• [TASK STATEMENT]: Take the entries below and reproduce them word for word.

• [DATA EXCERPTS]:

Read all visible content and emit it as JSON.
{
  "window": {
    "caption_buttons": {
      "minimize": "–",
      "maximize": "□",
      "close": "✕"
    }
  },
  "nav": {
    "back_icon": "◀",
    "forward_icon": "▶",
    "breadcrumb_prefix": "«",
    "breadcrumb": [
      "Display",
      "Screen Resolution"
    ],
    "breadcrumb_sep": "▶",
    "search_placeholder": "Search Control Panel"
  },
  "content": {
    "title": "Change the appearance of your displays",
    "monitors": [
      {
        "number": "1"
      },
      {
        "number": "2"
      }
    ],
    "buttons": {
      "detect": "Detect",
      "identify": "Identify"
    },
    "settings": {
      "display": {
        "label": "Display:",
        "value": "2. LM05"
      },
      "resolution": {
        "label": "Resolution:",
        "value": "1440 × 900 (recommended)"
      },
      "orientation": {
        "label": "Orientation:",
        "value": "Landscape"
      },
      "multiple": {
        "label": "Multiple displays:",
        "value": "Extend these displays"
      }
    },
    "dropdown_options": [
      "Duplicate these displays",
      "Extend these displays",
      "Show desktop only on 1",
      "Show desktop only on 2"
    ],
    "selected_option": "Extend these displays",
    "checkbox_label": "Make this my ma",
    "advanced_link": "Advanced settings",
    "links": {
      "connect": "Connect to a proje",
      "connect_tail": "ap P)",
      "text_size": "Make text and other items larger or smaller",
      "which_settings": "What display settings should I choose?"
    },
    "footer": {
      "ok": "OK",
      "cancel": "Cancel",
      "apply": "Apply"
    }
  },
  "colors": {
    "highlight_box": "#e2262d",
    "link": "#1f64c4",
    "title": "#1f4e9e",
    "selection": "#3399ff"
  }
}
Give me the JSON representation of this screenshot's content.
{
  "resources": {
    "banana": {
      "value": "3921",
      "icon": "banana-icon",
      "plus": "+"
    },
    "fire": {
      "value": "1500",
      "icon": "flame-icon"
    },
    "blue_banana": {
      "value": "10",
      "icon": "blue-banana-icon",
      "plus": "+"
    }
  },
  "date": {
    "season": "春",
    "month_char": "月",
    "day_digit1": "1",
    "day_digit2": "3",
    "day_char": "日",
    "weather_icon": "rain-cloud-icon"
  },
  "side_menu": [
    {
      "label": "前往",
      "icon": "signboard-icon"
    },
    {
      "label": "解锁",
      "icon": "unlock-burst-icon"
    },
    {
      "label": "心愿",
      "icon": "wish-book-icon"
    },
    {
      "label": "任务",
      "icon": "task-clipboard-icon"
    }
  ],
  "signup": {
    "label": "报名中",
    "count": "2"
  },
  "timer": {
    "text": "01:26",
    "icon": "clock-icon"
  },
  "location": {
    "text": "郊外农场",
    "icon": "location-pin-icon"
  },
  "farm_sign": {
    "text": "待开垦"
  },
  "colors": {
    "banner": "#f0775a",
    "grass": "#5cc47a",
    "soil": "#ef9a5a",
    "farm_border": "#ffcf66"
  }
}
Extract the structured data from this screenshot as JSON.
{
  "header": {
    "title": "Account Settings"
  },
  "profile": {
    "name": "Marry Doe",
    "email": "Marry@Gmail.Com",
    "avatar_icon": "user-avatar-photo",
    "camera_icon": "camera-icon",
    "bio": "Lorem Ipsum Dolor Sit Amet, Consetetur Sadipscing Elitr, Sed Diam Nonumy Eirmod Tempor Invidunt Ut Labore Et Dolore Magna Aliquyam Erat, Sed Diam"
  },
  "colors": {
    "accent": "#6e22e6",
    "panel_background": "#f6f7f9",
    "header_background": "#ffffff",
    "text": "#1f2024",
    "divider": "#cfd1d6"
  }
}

• [EXERCISE OUTPUT]:
Read all visible content and emit it as JSON.
{
  "window": {
    "caption_buttons": {
      "minimize": "–",
      "maximize": "□",
      "close": "✕"
    }
  },
  "nav": {
    "back_icon": "◀",
    "forward_icon": "▶",
    "breadcrumb_prefix": "«",
    "breadcrumb": [
      "Display",
      "Screen Resolution"
    ],
    "breadcrumb_sep": "▶",
    "search_placeholder": "Search Control Panel"
  },
  "content": {
    "title": "Change the appearance of your displays",
    "monitors": [
      {
        "number": "1"
      },
      {
        "number": "2"
      }
    ],
    "buttons": {
      "detect": "Detect",
      "identify": "Identify"
    },
    "settings": {
      "display": {
        "label": "Display:",
        "value": "2. LM05"
      },
      "resolution": {
        "label": "Resolution:",
        "value": "1440 × 900 (recommended)"
      },
      "orientation": {
        "label": "Orientation:",
        "value": "Landscape"
      },
      "multiple": {
        "label": "Multiple displays:",
        "value": "Extend these displays"
      }
    },
    "dropdown_options": [
      "Duplicate these displays",
      "Extend these displays",
      "Show desktop only on 1",
      "Show desktop only on 2"
    ],
    "selected_option": "Extend these displays",
    "checkbox_label": "Make this my ma",
    "advanced_link": "Advanced settings",
    "links": {
      "connect": "Connect to a proje",
      "connect_tail": "ap P)",
      "text_size": "Make text and other items larger or smaller",
      "which_settings": "What display settings should I choose?"
    },
    "footer": {
      "ok": "OK",
      "cancel": "Cancel",
      "apply": "Apply"
    }
  },
  "colors": {
    "highlight_box": "#e2262d",
    "link": "#1f64c4",
    "title": "#1f4e9e",
    "selection": "#3399ff"
  }
}
Give me the JSON representation of this screenshot's content.
{
  "resources": {
    "banana": {
      "value": "3921",
      "icon": "banana-icon",
      "plus": "+"
    },
    "fire": {
      "value": "1500",
      "icon": "flame-icon"
    },
    "blue_banana": {
      "value": "10",
      "icon": "blue-banana-icon",
      "plus": "+"
    }
  },
  "date": {
    "season": "春",
    "month_char": "月",
    "day_digit1": "1",
    "day_digit2": "3",
    "day_char": "日",
    "weather_icon": "rain-cloud-icon"
  },
  "side_menu": [
    {
      "label": "前往",
      "icon": "signboard-icon"
    },
    {
      "label": "解锁",
      "icon": "unlock-burst-icon"
    },
    {
      "label": "心愿",
      "icon": "wish-book-icon"
    },
    {
      "label": "任务",
      "icon": "task-clipboard-icon"
    }
  ],
  "signup": {
    "label": "报名中",
    "count": "2"
  },
  "timer": {
    "text": "01:26",
    "icon": "clock-icon"
  },
  "location": {
    "text": "郊外农场",
    "icon": "location-pin-icon"
  },
  "farm_sign": {
    "text": "待开垦"
  },
  "colors": {
    "banner": "#f0775a",
    "grass": "#5cc47a",
    "soil": "#ef9a5a",
    "farm_border": "#ffcf66"
  }
}
Extract the structured data from this screenshot as JSON.
{
  "header": {
    "title": "Account Settings"
  },
  "profile": {
    "name": "Marry Doe",
    "email": "Marry@Gmail.Com",
    "avatar_icon": "user-avatar-photo",
    "camera_icon": "camera-icon",
    "bio": "Lorem Ipsum Dolor Sit Amet, Consetetur Sadipscing Elitr, Sed Diam Nonumy Eirmod Tempor Invidunt Ut Labore Et Dolore Magna Aliquyam Erat, Sed Diam"
  },
  "colors": {
    "accent": "#6e22e6",
    "panel_background": "#f6f7f9",
    "header_background": "#ffffff",
    "text": "#1f2024",
    "divider": "#cfd1d6"
  }
}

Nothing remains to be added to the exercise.